# Requirement
Only the pictures are to be dropped; return all other data below exactly.

# Material supplied
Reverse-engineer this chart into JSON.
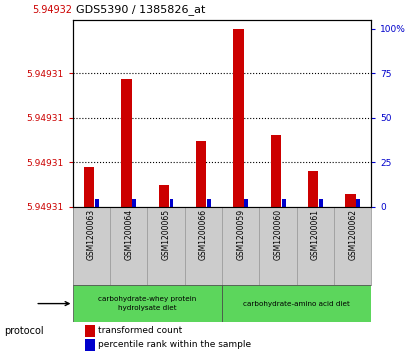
{
  "title": "GDS5390 / 1385826_at",
  "samples": [
    "GSM1200063",
    "GSM1200064",
    "GSM1200065",
    "GSM1200066",
    "GSM1200059",
    "GSM1200060",
    "GSM1200061",
    "GSM1200062"
  ],
  "red_pct": [
    22,
    72,
    12,
    37,
    100,
    40,
    20,
    7
  ],
  "blue_pct": [
    4,
    4,
    4,
    4,
    4,
    4,
    4,
    4
  ],
  "ymin": 5.94931,
  "ymax": 5.94932,
  "ytick_pcts": [
    0,
    25,
    50,
    75
  ],
  "ytick_label": "5.94931",
  "ytop_label": "5.94932",
  "right_yticks": [
    0,
    25,
    50,
    75,
    100
  ],
  "group1_label": "carbohydrate-whey protein\nhydrolysate diet",
  "group2_label": "carbohydrate-amino acid diet",
  "group_color": "#5CD65C",
  "sample_bg": "#CCCCCC",
  "red_color": "#CC0000",
  "blue_color": "#0000CC",
  "plot_bg": "#FFFFFF",
  "legend_red": "transformed count",
  "legend_blue": "percentile rank within the sample"
}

# Result for this task
Reverse-engineer this chart into JSON.
{
  "title": "GDS5390 / 1385826_at",
  "samples": [
    "GSM1200063",
    "GSM1200064",
    "GSM1200065",
    "GSM1200066",
    "GSM1200059",
    "GSM1200060",
    "GSM1200061",
    "GSM1200062"
  ],
  "red_pct": [
    22,
    72,
    12,
    37,
    100,
    40,
    20,
    7
  ],
  "blue_pct": [
    4,
    4,
    4,
    4,
    4,
    4,
    4,
    4
  ],
  "ymin": 5.94931,
  "ymax": 5.94932,
  "ytick_pcts": [
    0,
    25,
    50,
    75
  ],
  "ytick_label": "5.94931",
  "ytop_label": "5.94932",
  "right_yticks": [
    0,
    25,
    50,
    75,
    100
  ],
  "group1_label": "carbohydrate-whey protein\nhydrolysate diet",
  "group2_label": "carbohydrate-amino acid diet",
  "group_color": "#5CD65C",
  "sample_bg": "#CCCCCC",
  "red_color": "#CC0000",
  "blue_color": "#0000CC",
  "plot_bg": "#FFFFFF",
  "legend_red": "transformed count",
  "legend_blue": "percentile rank within the sample"
}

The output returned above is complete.